_Aim of the task_:
Copy down every line where the string "value" shows up.

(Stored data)

++++

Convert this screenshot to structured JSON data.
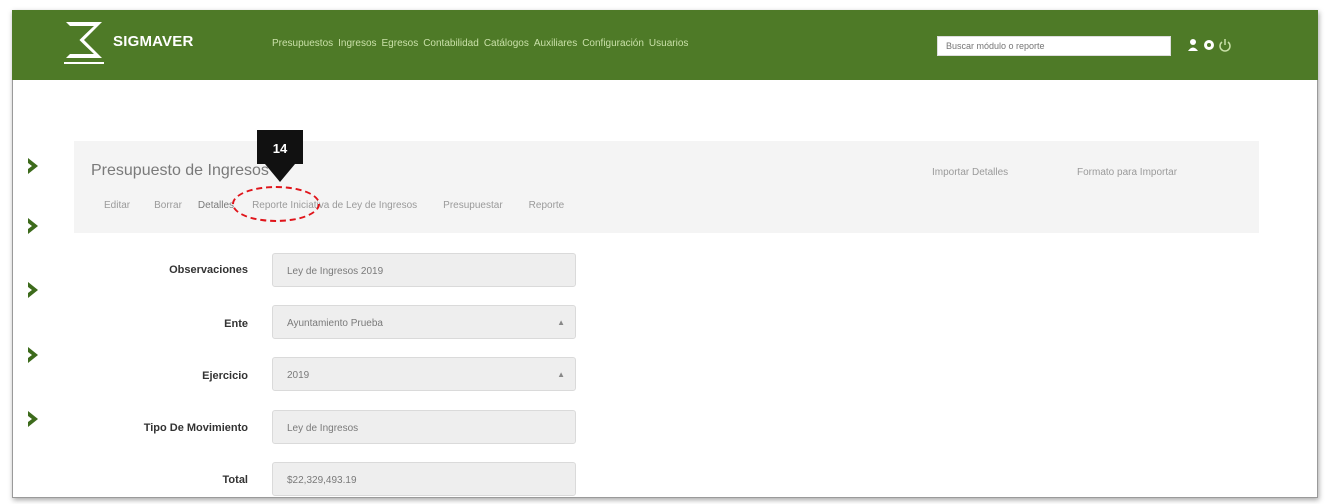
{
  "navbar": {
    "brand": "SIGMAVER",
    "links": [
      "Presupuestos",
      "Ingresos",
      "Egresos",
      "Contabilidad",
      "Catálogos",
      "Auxiliares",
      "Configuración",
      "Usuarios"
    ],
    "search_placeholder": "Buscar módulo o reporte",
    "icons": [
      "user-icon",
      "settings-icon",
      "logout-icon"
    ],
    "color": "#4e7a27"
  },
  "panel": {
    "title": "Presupuesto de Ingresos",
    "actions": [
      "Editar",
      "Borrar",
      "Detalles",
      "Reporte Iniciativa de Ley de Ingresos",
      "Presupuestar",
      "Reporte"
    ],
    "right_actions": [
      "Importar Detalles",
      "Formato para Importar"
    ]
  },
  "callout": {
    "number": "14",
    "target": "Detalles",
    "highlight_color": "#e0141a"
  },
  "form": {
    "observaciones": {
      "label": "Observaciones",
      "value": "Ley de Ingresos 2019"
    },
    "ente": {
      "label": "Ente",
      "value": "Ayuntamiento Prueba"
    },
    "ejercicio": {
      "label": "Ejercicio",
      "value": "2019"
    },
    "tipo_movimiento": {
      "label": "Tipo De Movimiento",
      "value": "Ley de Ingresos"
    },
    "total": {
      "label": "Total",
      "value": "$22,329,493.19"
    }
  },
  "sidebar": {
    "chevrons": [
      "chevron-right-icon",
      "chevron-right-icon",
      "chevron-right-icon",
      "chevron-right-icon",
      "chevron-right-icon"
    ],
    "color": "#3d6b1c"
  }
}
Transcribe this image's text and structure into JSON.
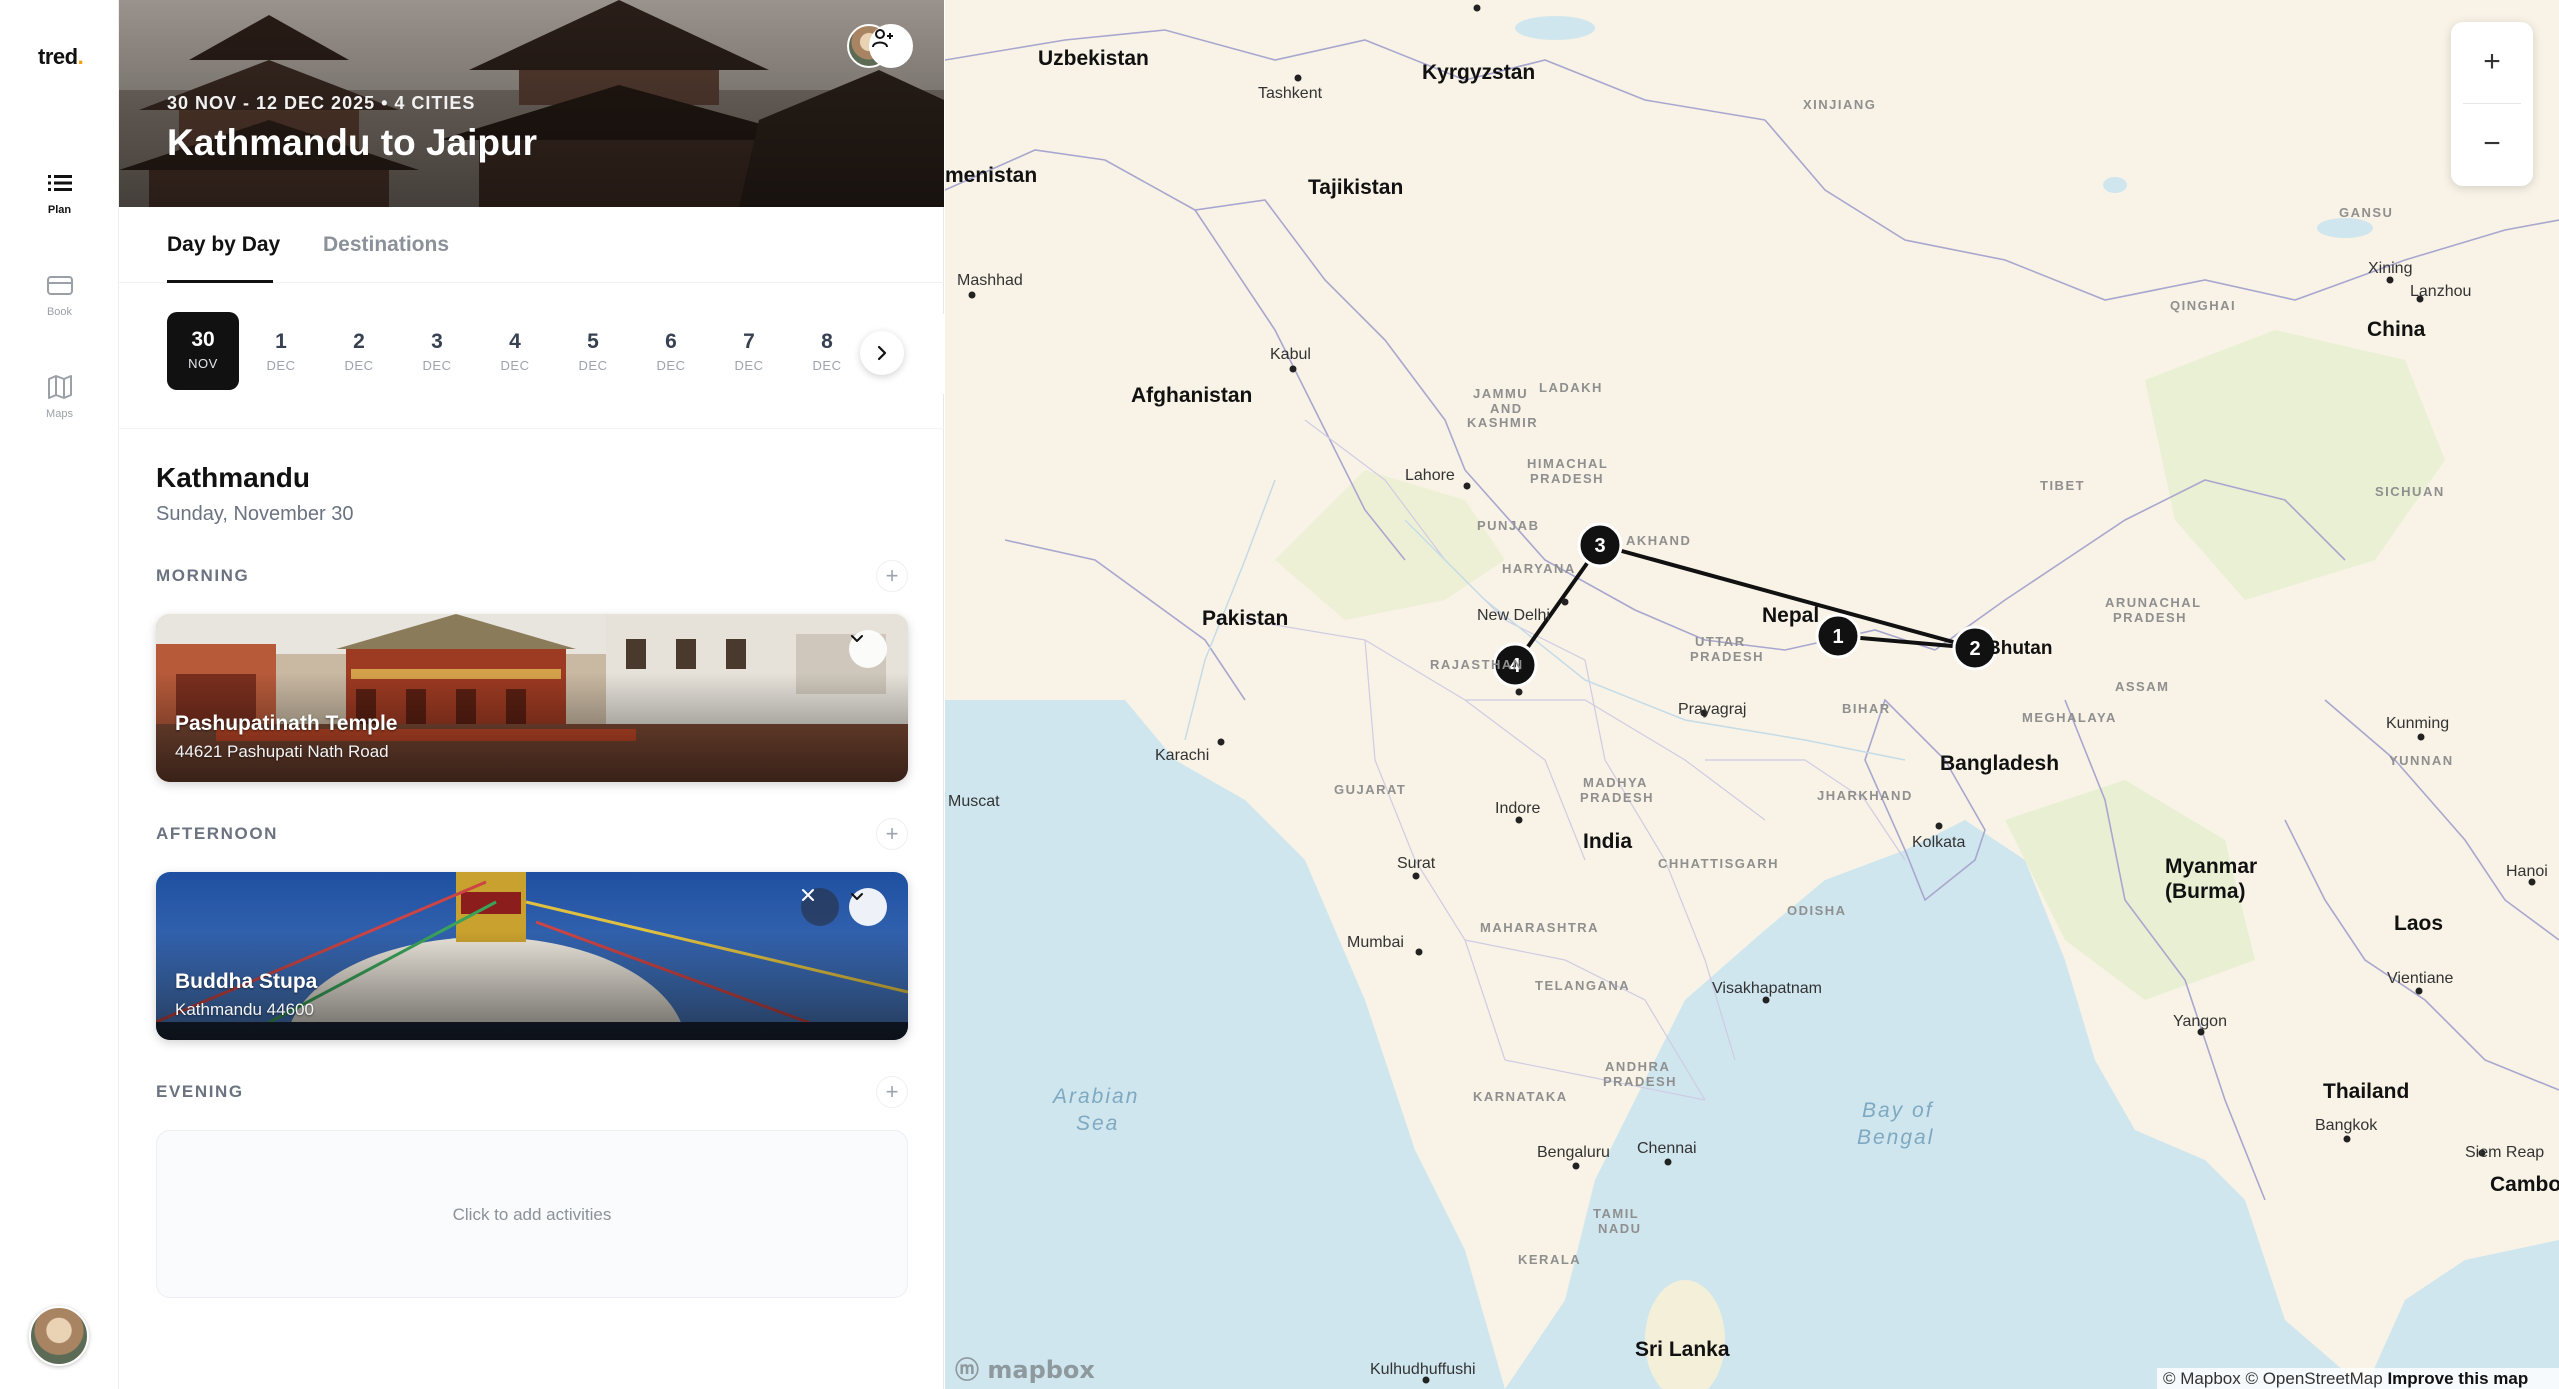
{
  "app": {
    "logo": "tred",
    "logo_dot": "."
  },
  "rail": {
    "items": [
      {
        "label": "Plan",
        "icon": "list-icon"
      },
      {
        "label": "Book",
        "icon": "card-icon"
      },
      {
        "label": "Maps",
        "icon": "map-icon"
      }
    ]
  },
  "trip": {
    "meta": "30 NOV - 12 DEC 2025 • 4 CITIES",
    "title": "Kathmandu to Jaipur"
  },
  "tabs": [
    "Day by Day",
    "Destinations"
  ],
  "days": [
    {
      "num": "30",
      "mon": "NOV"
    },
    {
      "num": "1",
      "mon": "DEC"
    },
    {
      "num": "2",
      "mon": "DEC"
    },
    {
      "num": "3",
      "mon": "DEC"
    },
    {
      "num": "4",
      "mon": "DEC"
    },
    {
      "num": "5",
      "mon": "DEC"
    },
    {
      "num": "6",
      "mon": "DEC"
    },
    {
      "num": "7",
      "mon": "DEC"
    },
    {
      "num": "8",
      "mon": "DEC"
    }
  ],
  "day_detail": {
    "city": "Kathmandu",
    "date": "Sunday, November 30",
    "morning_label": "MORNING",
    "afternoon_label": "AFTERNOON",
    "evening_label": "EVENING",
    "add_glyph": "+",
    "activities": [
      {
        "title": "Pashupatinath Temple",
        "address": "44621 Pashupati Nath Road"
      },
      {
        "title": "Buddha Stupa",
        "address": "Kathmandu 44600"
      }
    ],
    "empty_text": "Click to add activities"
  },
  "map": {
    "zoom_in": "+",
    "zoom_out": "−",
    "mapbox": "mapbox",
    "attribution": "© Mapbox © OpenStreetMap",
    "improve": "Improve this map",
    "labels": {
      "countries": [
        "Uzbekistan",
        "Kyrgyzstan",
        "menistan",
        "Tajikistan",
        "Afghanistan",
        "Pakistan",
        "Nepal",
        "Bhutan",
        "Bangladesh",
        "India",
        "China",
        "Myanmar",
        "(Burma)",
        "Laos",
        "Thailand",
        "Cambodia",
        "Sri Lanka"
      ],
      "cities": [
        "Tashkent",
        "Kabul",
        "Mashhad",
        "Lahore",
        "New Delhi",
        "Karachi",
        "Muscat",
        "Indore",
        "Surat",
        "Mumbai",
        "Prayagraj",
        "Kolkata",
        "Visakhapatnam",
        "Bengaluru",
        "Chennai",
        "Kulhudhuffushi",
        "Xining",
        "Lanzhou",
        "Kunming",
        "Hanoi",
        "Vientiane",
        "Yangon",
        "Bangkok",
        "Siem Reap"
      ],
      "regions": [
        "XINJIANG",
        "QINGHAI",
        "GANSU",
        "TIBET",
        "SICHUAN",
        "YUNNAN",
        "JAMMU",
        "AND",
        "KASHMIR",
        "LADAKH",
        "HIMACHAL",
        "PRADESH",
        "PUNJAB",
        "HARYANA",
        "UTTAR",
        "PRADESH",
        "RAJASTHAN",
        "BIHAR",
        "GUJARAT",
        "MADHYA",
        "PRADESH",
        "JHARKHAND",
        "CHHATTISGARH",
        "ODISHA",
        "MAHARASHTRA",
        "TELANGANA",
        "ANDHRA",
        "PRADESH",
        "KARNATAKA",
        "TAMIL",
        "NADU",
        "KERALA",
        "MEGHALAYA",
        "ASSAM",
        "ARUNACHAL",
        "PRADESH",
        "AKHAND"
      ],
      "seas": [
        "Arabian",
        "Sea",
        "Bay of",
        "Bengal"
      ]
    },
    "route_stops": [
      "1",
      "2",
      "3",
      "4"
    ]
  }
}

++++

_Task response_:
      "value": "Ley de Ingresos 2019"
      "value": "Ayuntamiento Prueba"
      "value": "2019"
      "value": "Ley de Ingresos"
      "value": "$22,329,493.19"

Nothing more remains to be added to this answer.